Records:

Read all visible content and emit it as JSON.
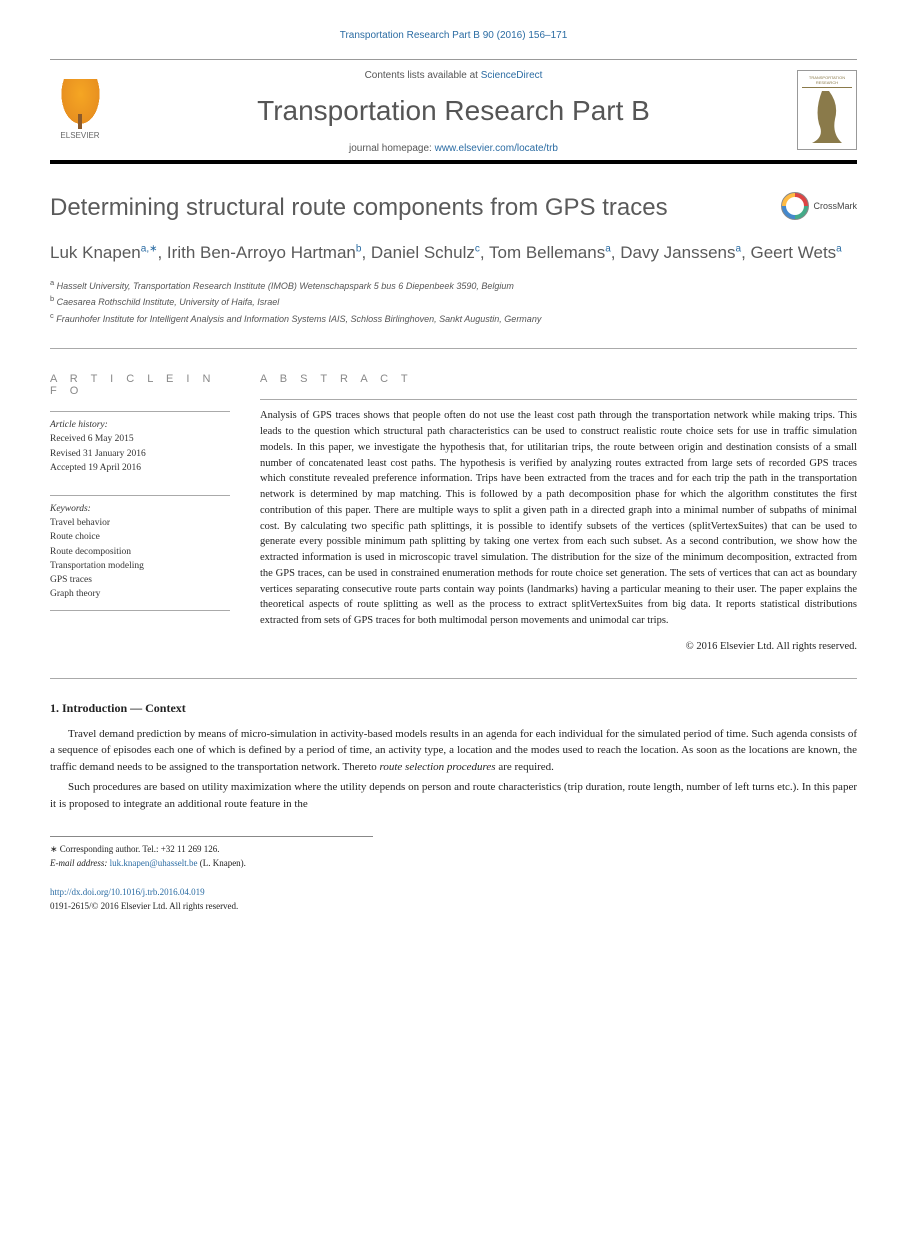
{
  "journal_ref": "Transportation Research Part B 90 (2016) 156–171",
  "masthead": {
    "contents_prefix": "Contents lists available at ",
    "contents_link": "ScienceDirect",
    "journal_title": "Transportation Research Part B",
    "homepage_prefix": "journal homepage: ",
    "homepage_link": "www.elsevier.com/locate/trb",
    "elsevier_label": "ELSEVIER",
    "cover_text": "TRANSPORTATION RESEARCH"
  },
  "article_title": "Determining structural route components from GPS traces",
  "crossmark_label": "CrossMark",
  "authors_html": "Luk Knapen<sup><a>a</a>,∗</sup>, Irith Ben-Arroyo Hartman<sup><a>b</a></sup>, Daniel Schulz<sup><a>c</a></sup>, Tom Bellemans<sup><a>a</a></sup>, Davy Janssens<sup><a>a</a></sup>, Geert Wets<sup><a>a</a></sup>",
  "affiliations": [
    "<sup>a</sup> Hasselt University, Transportation Research Institute (IMOB) Wetenschapspark 5 bus 6 Diepenbeek 3590, Belgium",
    "<sup>b</sup> Caesarea Rothschild Institute, University of Haifa, Israel",
    "<sup>c</sup> Fraunhofer Institute for Intelligent Analysis and Information Systems IAIS, Schloss Birlinghoven, Sankt Augustin, Germany"
  ],
  "info": {
    "heading": "A R T I C L E   I N F O",
    "history_label": "Article history:",
    "history": [
      "Received 6 May 2015",
      "Revised 31 January 2016",
      "Accepted 19 April 2016"
    ],
    "keywords_label": "Keywords:",
    "keywords": [
      "Travel behavior",
      "Route choice",
      "Route decomposition",
      "Transportation modeling",
      "GPS traces",
      "Graph theory"
    ]
  },
  "abstract": {
    "heading": "A B S T R A C T",
    "text": "Analysis of GPS traces shows that people often do not use the least cost path through the transportation network while making trips. This leads to the question which structural path characteristics can be used to construct realistic route choice sets for use in traffic simulation models. In this paper, we investigate the hypothesis that, for utilitarian trips, the route between origin and destination consists of a small number of concatenated least cost paths. The hypothesis is verified by analyzing routes extracted from large sets of recorded GPS traces which constitute revealed preference information. Trips have been extracted from the traces and for each trip the path in the transportation network is determined by map matching. This is followed by a path decomposition phase for which the algorithm constitutes the first contribution of this paper. There are multiple ways to split a given path in a directed graph into a minimal number of subpaths of minimal cost. By calculating two specific path splittings, it is possible to identify subsets of the vertices (splitVertexSuites) that can be used to generate every possible minimum path splitting by taking one vertex from each such subset. As a second contribution, we show how the extracted information is used in microscopic travel simulation. The distribution for the size of the minimum decomposition, extracted from the GPS traces, can be used in constrained enumeration methods for route choice set generation. The sets of vertices that can act as boundary vertices separating consecutive route parts contain way points (landmarks) having a particular meaning to their user. The paper explains the theoretical aspects of route splitting as well as the process to extract splitVertexSuites from big data. It reports statistical distributions extracted from sets of GPS traces for both multimodal person movements and unimodal car trips.",
    "copyright": "© 2016 Elsevier Ltd. All rights reserved."
  },
  "section1": {
    "heading": "1. Introduction — Context",
    "para1": "Travel demand prediction by means of micro-simulation in activity-based models results in an agenda for each individual for the simulated period of time. Such agenda consists of a sequence of episodes each one of which is defined by a period of time, an activity type, a location and the modes used to reach the location. As soon as the locations are known, the traffic demand needs to be assigned to the transportation network. Thereto route selection procedures are required.",
    "para2": "Such procedures are based on utility maximization where the utility depends on person and route characteristics (trip duration, route length, number of left turns etc.). In this paper it is proposed to integrate an additional route feature in the"
  },
  "footnotes": {
    "corresponding": "∗ Corresponding author. Tel.: +32 11 269 126.",
    "email_label": "E-mail address: ",
    "email": "luk.knapen@uhasselt.be",
    "email_author": " (L. Knapen)."
  },
  "footer": {
    "doi": "http://dx.doi.org/10.1016/j.trb.2016.04.019",
    "issn_line": "0191-2615/© 2016 Elsevier Ltd. All rights reserved."
  },
  "colors": {
    "link": "#2b6ca3",
    "heading_gray": "#5a5a5a",
    "text": "#222222",
    "muted": "#888888",
    "olive": "#8a7a4a"
  }
}
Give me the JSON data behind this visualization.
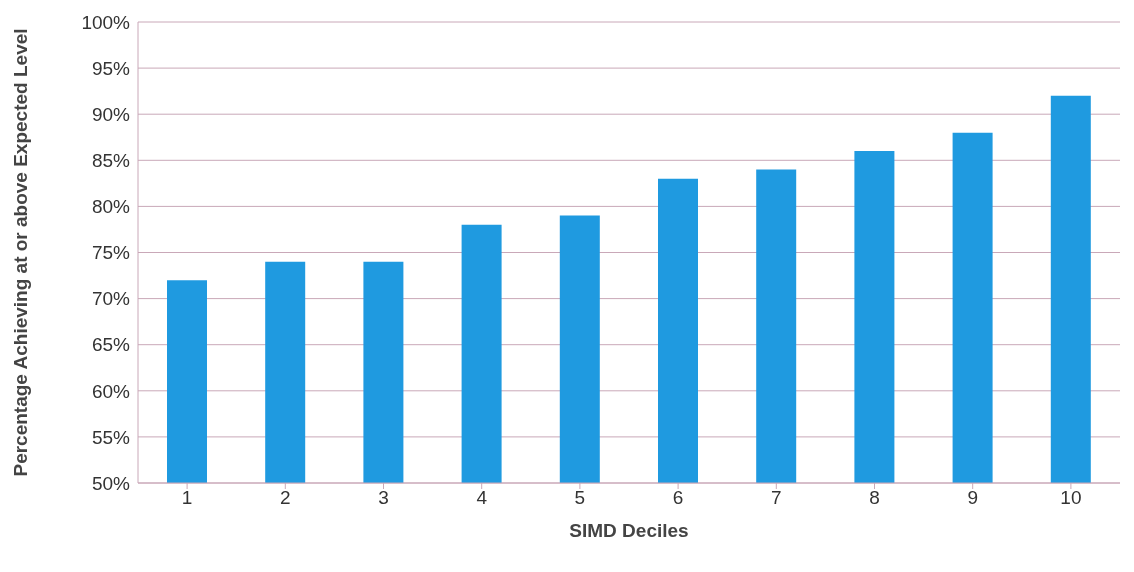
{
  "chart_data": {
    "type": "bar",
    "xlabel": "SIMD Deciles",
    "ylabel": "Percentage Achieving at or above Expected Level",
    "categories": [
      "1",
      "2",
      "3",
      "4",
      "5",
      "6",
      "7",
      "8",
      "9",
      "10"
    ],
    "values": [
      72,
      74,
      74,
      78,
      79,
      83,
      84,
      86,
      88,
      92
    ],
    "color": "#1f9ae0",
    "ylim": [
      50,
      100
    ],
    "yticks": [
      {
        "value": 50,
        "label": "50%"
      },
      {
        "value": 55,
        "label": "55%"
      },
      {
        "value": 60,
        "label": "60%"
      },
      {
        "value": 65,
        "label": "65%"
      },
      {
        "value": 70,
        "label": "70%"
      },
      {
        "value": 75,
        "label": "75%"
      },
      {
        "value": 80,
        "label": "80%"
      },
      {
        "value": 85,
        "label": "85%"
      },
      {
        "value": 90,
        "label": "90%"
      },
      {
        "value": 95,
        "label": "95%"
      },
      {
        "value": 100,
        "label": "100%"
      }
    ],
    "grid": "y",
    "legend": false
  }
}
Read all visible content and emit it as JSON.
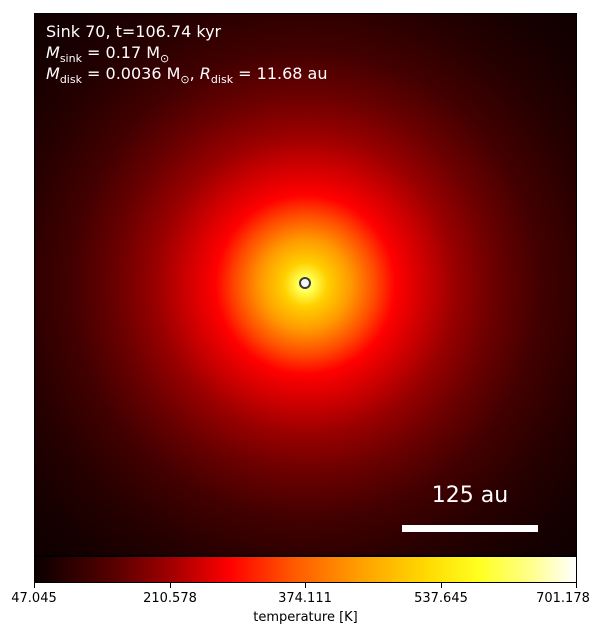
{
  "header": {
    "line1": "Sink 70, t=106.74 kyr",
    "m_sink_symbol": "M",
    "m_sink_sub": "sink",
    "m_sink_value": " = 0.17 M",
    "m_disk_symbol": "M",
    "m_disk_sub": "disk",
    "m_disk_value": " = 0.0036 M",
    "r_disk_symbol": "R",
    "r_disk_sub": "disk",
    "r_disk_value": " = 11.68 au",
    "sun_sub": "⊙"
  },
  "scalebar": {
    "label": "125 au"
  },
  "colorbar": {
    "label": "temperature [K]",
    "ticks": [
      "47.045",
      "210.578",
      "374.111",
      "537.645",
      "701.178"
    ],
    "colors": [
      "#0b0000",
      "#ff0000",
      "#ffff20",
      "#ffffff"
    ]
  }
}
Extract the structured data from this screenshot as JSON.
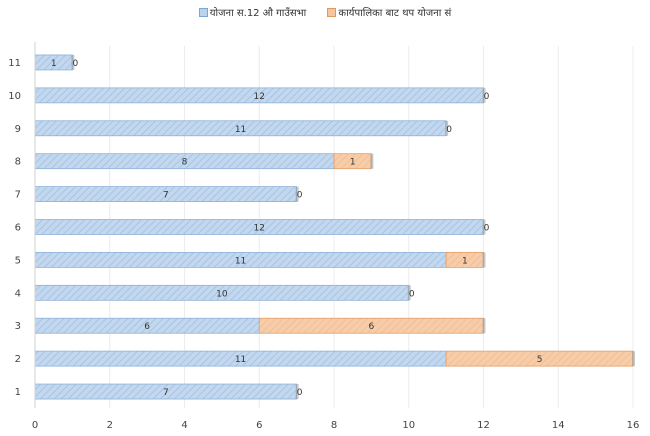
{
  "chart_data": {
    "type": "bar",
    "orientation": "horizontal",
    "stacked": true,
    "categories": [
      "1",
      "2",
      "3",
      "4",
      "5",
      "6",
      "7",
      "8",
      "9",
      "10",
      "11"
    ],
    "series": [
      {
        "name": "योजना स.12 औ गाउँसभा",
        "values": [
          7,
          11,
          6,
          10,
          11,
          12,
          7,
          8,
          11,
          12,
          1
        ],
        "color": "#bcd3ec"
      },
      {
        "name": "कार्यपालिका बाट थप योजना सं",
        "values": [
          0,
          5,
          6,
          0,
          1,
          0,
          0,
          1,
          0,
          0,
          0
        ],
        "color": "#f5c7a0"
      }
    ],
    "x_ticks": [
      "0",
      "2",
      "4",
      "6",
      "8",
      "10",
      "12",
      "14",
      "16"
    ],
    "xlim": [
      0,
      16
    ],
    "grid": true,
    "legend_position": "top",
    "data_labels": true
  }
}
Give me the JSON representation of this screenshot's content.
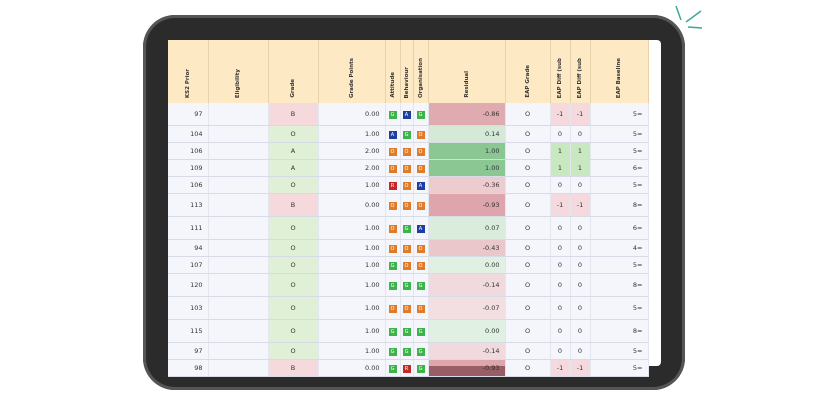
{
  "table": {
    "headers": [
      "KS2 Prior",
      "Eligibility",
      "Grade",
      "Grade Points",
      "Attitude",
      "Behaviour",
      "Organisation",
      "Residual",
      "EAP Grade",
      "EAP Diff (sub",
      "EAP Diff (sub",
      "EAP Baseline"
    ],
    "rows": [
      {
        "ks2": "97",
        "grade": "B",
        "points": "0.00",
        "badges": [
          "G",
          "A",
          "G"
        ],
        "residual": "-0.86",
        "eap": "O",
        "diff": [
          "-1",
          "-1"
        ],
        "baseline": "5="
      },
      {
        "ks2": "104",
        "grade": "O",
        "points": "1.00",
        "badges": [
          "A",
          "G",
          "O"
        ],
        "residual": "0.14",
        "eap": "O",
        "diff": [
          "0",
          "0"
        ],
        "baseline": "5="
      },
      {
        "ks2": "106",
        "grade": "A",
        "points": "2.00",
        "badges": [
          "O",
          "O",
          "O"
        ],
        "residual": "1.00",
        "eap": "O",
        "diff": [
          "1",
          "1"
        ],
        "baseline": "5="
      },
      {
        "ks2": "109",
        "grade": "A",
        "points": "2.00",
        "badges": [
          "O",
          "O",
          "O"
        ],
        "residual": "1.00",
        "eap": "O",
        "diff": [
          "1",
          "1"
        ],
        "baseline": "6="
      },
      {
        "ks2": "106",
        "grade": "O",
        "points": "1.00",
        "badges": [
          "R",
          "O",
          "A"
        ],
        "residual": "-0.36",
        "eap": "O",
        "diff": [
          "0",
          "0"
        ],
        "baseline": "5="
      },
      {
        "ks2": "113",
        "grade": "B",
        "points": "0.00",
        "badges": [
          "O",
          "O",
          "O"
        ],
        "residual": "-0.93",
        "eap": "O",
        "diff": [
          "-1",
          "-1"
        ],
        "baseline": "8="
      },
      {
        "ks2": "111",
        "grade": "O",
        "points": "1.00",
        "badges": [
          "O",
          "G",
          "A"
        ],
        "residual": "0.07",
        "eap": "O",
        "diff": [
          "0",
          "0"
        ],
        "baseline": "6="
      },
      {
        "ks2": "94",
        "grade": "O",
        "points": "1.00",
        "badges": [
          "O",
          "O",
          "O"
        ],
        "residual": "-0.43",
        "eap": "O",
        "diff": [
          "0",
          "0"
        ],
        "baseline": "4="
      },
      {
        "ks2": "107",
        "grade": "O",
        "points": "1.00",
        "badges": [
          "G",
          "O",
          "O"
        ],
        "residual": "0.00",
        "eap": "O",
        "diff": [
          "0",
          "0"
        ],
        "baseline": "5="
      },
      {
        "ks2": "120",
        "grade": "O",
        "points": "1.00",
        "badges": [
          "G",
          "G",
          "G"
        ],
        "residual": "-0.14",
        "eap": "O",
        "diff": [
          "0",
          "0"
        ],
        "baseline": "8="
      },
      {
        "ks2": "103",
        "grade": "O",
        "points": "1.00",
        "badges": [
          "O",
          "O",
          "O"
        ],
        "residual": "-0.07",
        "eap": "O",
        "diff": [
          "0",
          "0"
        ],
        "baseline": "5="
      },
      {
        "ks2": "115",
        "grade": "O",
        "points": "1.00",
        "badges": [
          "G",
          "G",
          "G"
        ],
        "residual": "0.00",
        "eap": "O",
        "diff": [
          "0",
          "0"
        ],
        "baseline": "8="
      },
      {
        "ks2": "97",
        "grade": "O",
        "points": "1.00",
        "badges": [
          "G",
          "G",
          "G"
        ],
        "residual": "-0.14",
        "eap": "O",
        "diff": [
          "0",
          "0"
        ],
        "baseline": "5="
      },
      {
        "ks2": "98",
        "grade": "B",
        "points": "0.00",
        "badges": [
          "G",
          "R",
          "G"
        ],
        "residual": "-0.93",
        "eap": "O",
        "diff": [
          "-1",
          "-1"
        ],
        "baseline": "5="
      }
    ]
  }
}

* _EXERCISE BRIEF_: Which lines include "name"? Copy each of them out.

* _FULL ANSWER_:
        "name": "योजना स.12 औ गाउँसभा",
        "name": "कार्यपालिका बाट थप योजना सं",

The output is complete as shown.